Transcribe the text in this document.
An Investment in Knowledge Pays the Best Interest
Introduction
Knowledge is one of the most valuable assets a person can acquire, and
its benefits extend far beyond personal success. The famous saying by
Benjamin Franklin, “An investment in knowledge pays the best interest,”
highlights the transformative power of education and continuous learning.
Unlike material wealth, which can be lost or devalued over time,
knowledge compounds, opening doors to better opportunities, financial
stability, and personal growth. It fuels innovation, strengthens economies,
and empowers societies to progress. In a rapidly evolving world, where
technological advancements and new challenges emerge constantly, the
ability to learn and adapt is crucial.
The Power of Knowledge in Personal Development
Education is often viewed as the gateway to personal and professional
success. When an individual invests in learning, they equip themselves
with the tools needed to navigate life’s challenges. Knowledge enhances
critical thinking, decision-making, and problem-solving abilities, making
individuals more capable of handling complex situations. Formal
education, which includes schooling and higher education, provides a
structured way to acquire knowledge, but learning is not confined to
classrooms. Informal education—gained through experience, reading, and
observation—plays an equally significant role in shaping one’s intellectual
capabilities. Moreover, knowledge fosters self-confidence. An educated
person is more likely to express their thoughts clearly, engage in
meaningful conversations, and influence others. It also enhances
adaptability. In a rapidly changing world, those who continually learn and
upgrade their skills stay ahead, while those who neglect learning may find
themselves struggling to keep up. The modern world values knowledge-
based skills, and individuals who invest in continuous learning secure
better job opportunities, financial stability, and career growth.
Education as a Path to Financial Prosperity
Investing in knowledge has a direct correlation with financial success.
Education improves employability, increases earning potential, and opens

☆ ☆ ☆ ☆ ☆ ☆ ☆

▶ STATED TASK: Pick out the lines containing the word "better" and show them.

▶ WRITTEN SOLUTION:
knowledge compounds, opening doors to better opportunities, financial
better job opportunities, financial stability, and career growth.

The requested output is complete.